INSTRUCTIONS FOR THE TASK: Reproduce the stretch from the start of the records through the line containing "discount-select-value: 10% —", substituting "caret-icon" for "chevron-down-icon" and leaving everything else untouched.
==== RAW RECORDS ====
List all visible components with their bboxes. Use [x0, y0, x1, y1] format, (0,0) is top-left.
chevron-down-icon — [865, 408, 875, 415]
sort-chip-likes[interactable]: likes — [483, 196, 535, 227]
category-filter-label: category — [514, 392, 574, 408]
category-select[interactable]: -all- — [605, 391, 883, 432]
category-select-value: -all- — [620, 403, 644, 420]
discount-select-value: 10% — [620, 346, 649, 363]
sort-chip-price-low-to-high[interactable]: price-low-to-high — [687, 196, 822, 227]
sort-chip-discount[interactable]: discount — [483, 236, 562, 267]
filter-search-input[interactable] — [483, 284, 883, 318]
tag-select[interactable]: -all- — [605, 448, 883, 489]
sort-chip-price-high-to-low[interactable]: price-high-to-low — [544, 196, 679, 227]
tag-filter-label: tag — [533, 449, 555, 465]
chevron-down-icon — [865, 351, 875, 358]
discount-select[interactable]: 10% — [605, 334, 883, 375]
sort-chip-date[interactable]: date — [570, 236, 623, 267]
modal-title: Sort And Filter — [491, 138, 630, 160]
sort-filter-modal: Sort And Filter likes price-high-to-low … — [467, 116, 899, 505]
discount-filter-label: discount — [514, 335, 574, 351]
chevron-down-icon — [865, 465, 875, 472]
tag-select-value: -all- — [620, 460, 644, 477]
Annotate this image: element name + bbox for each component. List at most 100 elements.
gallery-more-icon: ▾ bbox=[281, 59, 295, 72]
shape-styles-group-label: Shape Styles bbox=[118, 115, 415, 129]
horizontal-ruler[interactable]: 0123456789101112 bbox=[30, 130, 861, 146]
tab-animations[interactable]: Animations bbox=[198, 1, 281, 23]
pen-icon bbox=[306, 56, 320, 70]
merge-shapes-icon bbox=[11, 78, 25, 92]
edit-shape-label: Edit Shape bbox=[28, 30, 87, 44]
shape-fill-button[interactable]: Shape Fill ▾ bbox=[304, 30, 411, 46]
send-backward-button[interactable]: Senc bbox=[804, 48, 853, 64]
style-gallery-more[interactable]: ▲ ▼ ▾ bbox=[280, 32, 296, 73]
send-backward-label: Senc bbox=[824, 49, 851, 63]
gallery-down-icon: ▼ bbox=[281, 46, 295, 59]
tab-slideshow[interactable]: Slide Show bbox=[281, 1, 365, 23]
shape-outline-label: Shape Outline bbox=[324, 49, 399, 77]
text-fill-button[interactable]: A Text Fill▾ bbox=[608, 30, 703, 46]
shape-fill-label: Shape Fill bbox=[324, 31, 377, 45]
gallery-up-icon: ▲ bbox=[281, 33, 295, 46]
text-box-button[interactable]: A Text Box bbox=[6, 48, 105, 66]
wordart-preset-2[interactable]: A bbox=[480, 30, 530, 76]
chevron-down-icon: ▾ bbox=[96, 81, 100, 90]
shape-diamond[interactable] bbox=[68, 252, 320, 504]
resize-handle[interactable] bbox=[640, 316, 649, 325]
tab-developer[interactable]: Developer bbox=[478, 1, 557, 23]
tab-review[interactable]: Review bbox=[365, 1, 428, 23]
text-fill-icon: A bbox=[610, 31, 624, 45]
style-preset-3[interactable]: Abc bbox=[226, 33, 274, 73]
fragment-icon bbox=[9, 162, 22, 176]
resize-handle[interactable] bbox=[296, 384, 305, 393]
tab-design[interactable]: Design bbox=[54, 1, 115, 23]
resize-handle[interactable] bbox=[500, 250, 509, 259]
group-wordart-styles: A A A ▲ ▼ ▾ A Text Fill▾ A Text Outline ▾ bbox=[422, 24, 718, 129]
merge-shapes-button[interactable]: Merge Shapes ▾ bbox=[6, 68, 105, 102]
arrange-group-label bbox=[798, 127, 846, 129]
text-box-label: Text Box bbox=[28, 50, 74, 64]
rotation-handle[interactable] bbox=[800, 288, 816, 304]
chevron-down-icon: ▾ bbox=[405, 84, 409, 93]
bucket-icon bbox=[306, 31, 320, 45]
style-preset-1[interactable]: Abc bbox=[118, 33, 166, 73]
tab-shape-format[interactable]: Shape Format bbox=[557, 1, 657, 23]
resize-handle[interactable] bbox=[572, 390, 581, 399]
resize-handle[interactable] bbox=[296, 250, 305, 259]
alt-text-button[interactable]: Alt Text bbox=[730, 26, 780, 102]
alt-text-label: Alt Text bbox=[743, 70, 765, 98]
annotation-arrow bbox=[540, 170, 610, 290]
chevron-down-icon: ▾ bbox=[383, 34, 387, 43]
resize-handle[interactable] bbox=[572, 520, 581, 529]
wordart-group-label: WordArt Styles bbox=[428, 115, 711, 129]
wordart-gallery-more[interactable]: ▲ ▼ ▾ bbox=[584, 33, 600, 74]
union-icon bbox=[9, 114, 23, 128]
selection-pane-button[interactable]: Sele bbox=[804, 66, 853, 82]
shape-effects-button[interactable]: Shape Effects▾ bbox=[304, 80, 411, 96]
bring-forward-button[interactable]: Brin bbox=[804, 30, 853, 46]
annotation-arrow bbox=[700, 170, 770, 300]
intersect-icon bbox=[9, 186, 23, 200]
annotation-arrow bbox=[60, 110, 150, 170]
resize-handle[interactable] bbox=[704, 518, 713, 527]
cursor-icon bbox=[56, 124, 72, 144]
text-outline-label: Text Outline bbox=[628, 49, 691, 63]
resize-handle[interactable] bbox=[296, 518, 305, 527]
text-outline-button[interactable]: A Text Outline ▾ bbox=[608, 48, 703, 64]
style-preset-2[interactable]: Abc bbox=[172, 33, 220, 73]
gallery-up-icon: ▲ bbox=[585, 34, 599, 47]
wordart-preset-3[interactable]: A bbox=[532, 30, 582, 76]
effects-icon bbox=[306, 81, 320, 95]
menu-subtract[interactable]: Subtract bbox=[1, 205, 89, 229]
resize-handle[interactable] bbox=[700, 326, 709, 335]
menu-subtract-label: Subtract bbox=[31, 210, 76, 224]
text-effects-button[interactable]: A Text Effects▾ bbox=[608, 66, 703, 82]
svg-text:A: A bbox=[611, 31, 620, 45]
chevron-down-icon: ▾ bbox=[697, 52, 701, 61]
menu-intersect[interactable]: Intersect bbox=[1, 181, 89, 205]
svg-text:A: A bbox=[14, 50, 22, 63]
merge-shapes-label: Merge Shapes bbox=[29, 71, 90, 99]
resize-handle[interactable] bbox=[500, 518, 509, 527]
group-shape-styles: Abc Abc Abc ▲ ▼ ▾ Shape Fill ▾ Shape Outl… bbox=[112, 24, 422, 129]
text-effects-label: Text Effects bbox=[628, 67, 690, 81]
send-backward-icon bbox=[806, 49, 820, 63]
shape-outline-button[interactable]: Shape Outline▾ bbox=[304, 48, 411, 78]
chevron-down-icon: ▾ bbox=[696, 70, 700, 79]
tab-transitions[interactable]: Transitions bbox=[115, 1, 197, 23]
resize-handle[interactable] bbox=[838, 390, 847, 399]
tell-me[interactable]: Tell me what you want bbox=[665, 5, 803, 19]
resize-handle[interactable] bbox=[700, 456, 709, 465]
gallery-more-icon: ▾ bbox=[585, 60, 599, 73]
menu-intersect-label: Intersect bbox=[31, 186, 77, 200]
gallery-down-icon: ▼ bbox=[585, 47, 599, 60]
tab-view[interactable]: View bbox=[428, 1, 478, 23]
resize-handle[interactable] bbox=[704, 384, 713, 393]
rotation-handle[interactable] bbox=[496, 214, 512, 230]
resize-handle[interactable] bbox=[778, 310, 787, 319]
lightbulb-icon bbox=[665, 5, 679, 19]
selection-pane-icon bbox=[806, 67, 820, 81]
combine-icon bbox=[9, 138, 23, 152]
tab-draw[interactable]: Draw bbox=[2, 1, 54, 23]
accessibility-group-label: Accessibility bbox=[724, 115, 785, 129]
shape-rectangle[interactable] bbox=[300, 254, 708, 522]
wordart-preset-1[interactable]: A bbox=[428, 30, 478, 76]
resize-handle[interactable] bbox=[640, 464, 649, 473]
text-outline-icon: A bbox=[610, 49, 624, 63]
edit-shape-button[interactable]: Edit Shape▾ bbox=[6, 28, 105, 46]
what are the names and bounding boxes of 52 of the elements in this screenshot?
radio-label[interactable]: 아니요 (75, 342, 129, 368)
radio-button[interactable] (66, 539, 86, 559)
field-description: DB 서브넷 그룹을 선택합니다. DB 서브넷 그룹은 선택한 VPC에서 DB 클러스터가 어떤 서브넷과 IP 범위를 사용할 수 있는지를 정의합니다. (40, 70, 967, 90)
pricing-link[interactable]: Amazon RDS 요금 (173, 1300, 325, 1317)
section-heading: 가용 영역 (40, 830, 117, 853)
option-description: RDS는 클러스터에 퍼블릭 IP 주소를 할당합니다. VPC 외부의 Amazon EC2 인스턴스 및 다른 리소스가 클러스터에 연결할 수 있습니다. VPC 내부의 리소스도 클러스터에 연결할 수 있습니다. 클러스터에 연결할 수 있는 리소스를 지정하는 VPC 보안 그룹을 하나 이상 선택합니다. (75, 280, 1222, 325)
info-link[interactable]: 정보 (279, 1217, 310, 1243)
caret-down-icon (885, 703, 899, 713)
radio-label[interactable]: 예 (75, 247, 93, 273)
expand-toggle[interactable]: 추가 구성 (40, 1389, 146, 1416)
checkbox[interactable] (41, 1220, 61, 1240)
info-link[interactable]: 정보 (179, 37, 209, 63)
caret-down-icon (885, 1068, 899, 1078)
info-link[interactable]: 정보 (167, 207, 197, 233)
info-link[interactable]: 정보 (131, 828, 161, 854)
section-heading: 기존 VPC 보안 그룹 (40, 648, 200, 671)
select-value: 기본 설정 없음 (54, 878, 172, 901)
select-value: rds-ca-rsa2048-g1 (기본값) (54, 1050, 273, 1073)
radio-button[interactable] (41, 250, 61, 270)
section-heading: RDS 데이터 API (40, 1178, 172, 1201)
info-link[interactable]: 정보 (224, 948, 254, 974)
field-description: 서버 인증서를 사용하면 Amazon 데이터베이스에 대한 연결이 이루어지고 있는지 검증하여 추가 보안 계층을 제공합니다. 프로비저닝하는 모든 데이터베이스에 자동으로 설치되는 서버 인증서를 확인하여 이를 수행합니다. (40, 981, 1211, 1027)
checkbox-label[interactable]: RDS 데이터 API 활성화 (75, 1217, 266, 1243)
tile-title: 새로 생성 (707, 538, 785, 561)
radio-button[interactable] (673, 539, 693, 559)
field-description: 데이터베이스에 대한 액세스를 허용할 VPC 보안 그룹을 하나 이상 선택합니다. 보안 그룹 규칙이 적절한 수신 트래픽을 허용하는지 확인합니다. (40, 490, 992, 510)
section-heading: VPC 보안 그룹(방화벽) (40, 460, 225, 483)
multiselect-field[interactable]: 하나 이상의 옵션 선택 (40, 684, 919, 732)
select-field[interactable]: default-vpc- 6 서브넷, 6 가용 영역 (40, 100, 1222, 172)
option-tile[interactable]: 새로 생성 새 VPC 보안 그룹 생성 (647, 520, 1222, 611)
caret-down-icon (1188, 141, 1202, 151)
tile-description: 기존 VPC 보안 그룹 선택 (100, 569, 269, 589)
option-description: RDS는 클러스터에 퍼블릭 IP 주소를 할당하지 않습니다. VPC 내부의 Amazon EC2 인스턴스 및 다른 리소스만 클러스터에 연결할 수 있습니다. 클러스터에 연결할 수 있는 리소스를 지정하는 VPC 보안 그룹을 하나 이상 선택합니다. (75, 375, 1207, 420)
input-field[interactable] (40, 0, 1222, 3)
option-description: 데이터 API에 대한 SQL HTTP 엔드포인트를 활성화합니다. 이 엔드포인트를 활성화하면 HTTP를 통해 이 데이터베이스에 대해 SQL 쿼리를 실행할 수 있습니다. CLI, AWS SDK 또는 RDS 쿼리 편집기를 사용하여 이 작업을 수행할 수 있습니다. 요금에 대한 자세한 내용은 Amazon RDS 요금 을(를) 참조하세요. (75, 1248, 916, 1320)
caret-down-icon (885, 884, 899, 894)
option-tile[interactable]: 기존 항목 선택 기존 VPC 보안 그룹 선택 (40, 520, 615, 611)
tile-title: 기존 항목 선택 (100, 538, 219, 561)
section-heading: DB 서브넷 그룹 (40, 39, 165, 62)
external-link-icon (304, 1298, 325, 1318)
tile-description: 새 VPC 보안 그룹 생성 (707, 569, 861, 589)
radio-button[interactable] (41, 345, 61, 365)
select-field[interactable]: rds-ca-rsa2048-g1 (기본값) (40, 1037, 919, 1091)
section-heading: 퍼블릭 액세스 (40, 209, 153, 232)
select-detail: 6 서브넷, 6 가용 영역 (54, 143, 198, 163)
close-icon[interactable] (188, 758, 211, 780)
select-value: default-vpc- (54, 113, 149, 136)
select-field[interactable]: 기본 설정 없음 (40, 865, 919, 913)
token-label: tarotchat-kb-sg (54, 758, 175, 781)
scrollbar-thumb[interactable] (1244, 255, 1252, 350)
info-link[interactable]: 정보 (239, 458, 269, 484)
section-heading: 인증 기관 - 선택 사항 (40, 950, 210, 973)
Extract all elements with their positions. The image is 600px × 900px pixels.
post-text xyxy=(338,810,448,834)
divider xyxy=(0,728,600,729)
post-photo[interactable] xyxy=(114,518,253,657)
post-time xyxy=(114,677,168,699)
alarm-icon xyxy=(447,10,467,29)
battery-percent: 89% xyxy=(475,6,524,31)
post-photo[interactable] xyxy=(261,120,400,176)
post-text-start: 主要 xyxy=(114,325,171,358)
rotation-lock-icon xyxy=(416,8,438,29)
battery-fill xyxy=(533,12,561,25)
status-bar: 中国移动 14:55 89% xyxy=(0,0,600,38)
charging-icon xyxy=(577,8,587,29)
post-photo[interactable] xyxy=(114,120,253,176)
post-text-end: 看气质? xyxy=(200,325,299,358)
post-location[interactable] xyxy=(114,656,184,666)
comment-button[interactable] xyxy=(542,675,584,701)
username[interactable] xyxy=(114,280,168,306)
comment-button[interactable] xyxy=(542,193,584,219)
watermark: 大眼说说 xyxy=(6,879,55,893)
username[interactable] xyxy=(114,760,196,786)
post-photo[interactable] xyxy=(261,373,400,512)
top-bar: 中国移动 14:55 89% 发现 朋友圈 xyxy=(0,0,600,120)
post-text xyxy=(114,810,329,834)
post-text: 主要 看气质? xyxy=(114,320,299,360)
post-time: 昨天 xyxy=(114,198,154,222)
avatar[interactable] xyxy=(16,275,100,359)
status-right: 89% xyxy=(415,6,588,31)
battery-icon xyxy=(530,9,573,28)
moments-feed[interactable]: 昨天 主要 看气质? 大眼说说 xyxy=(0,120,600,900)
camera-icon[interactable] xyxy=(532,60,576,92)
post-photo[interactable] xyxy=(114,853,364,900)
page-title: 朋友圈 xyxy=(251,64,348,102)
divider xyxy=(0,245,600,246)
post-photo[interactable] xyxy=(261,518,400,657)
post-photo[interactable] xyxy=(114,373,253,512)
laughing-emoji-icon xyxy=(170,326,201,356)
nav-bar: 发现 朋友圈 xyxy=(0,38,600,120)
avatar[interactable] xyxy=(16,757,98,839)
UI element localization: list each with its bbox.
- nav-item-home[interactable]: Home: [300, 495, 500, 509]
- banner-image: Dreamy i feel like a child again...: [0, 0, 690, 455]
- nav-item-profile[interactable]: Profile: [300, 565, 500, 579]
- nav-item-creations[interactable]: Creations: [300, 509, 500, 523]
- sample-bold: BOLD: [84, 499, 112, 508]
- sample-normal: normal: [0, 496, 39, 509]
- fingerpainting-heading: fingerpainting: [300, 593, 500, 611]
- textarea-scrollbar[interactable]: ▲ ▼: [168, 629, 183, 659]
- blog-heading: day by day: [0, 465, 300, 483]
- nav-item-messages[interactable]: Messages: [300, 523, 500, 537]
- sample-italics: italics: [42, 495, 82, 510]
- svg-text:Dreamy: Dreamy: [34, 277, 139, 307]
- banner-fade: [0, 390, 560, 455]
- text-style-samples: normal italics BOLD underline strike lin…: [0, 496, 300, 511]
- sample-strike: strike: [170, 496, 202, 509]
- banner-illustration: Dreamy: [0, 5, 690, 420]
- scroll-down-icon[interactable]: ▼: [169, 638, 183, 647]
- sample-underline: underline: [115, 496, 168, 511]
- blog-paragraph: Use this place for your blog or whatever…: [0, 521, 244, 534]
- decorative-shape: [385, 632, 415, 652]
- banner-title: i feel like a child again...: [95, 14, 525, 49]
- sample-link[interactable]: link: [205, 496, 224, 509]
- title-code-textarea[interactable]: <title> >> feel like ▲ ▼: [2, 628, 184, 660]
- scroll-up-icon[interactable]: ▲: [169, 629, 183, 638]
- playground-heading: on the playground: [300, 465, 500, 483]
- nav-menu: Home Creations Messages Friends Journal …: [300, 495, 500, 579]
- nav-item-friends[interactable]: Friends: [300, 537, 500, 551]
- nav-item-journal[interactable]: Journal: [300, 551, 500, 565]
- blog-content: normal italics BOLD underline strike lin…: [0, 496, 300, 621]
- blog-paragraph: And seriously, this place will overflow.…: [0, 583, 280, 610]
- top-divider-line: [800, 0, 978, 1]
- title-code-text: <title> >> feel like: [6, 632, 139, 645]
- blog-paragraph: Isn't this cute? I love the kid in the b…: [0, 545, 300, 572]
====
COMPLETE ANSWER:
List all visible components with their bboxes. Use [x0, y0, x1, y1] format, (0,0) is top-left.
caret-icon — [865, 408, 875, 415]
sort-chip-likes[interactable]: likes — [483, 196, 535, 227]
category-filter-label: category — [514, 392, 574, 408]
category-select[interactable]: -all- — [605, 391, 883, 432]
category-select-value: -all- — [620, 403, 644, 420]
discount-select-value: 10% — [620, 346, 649, 363]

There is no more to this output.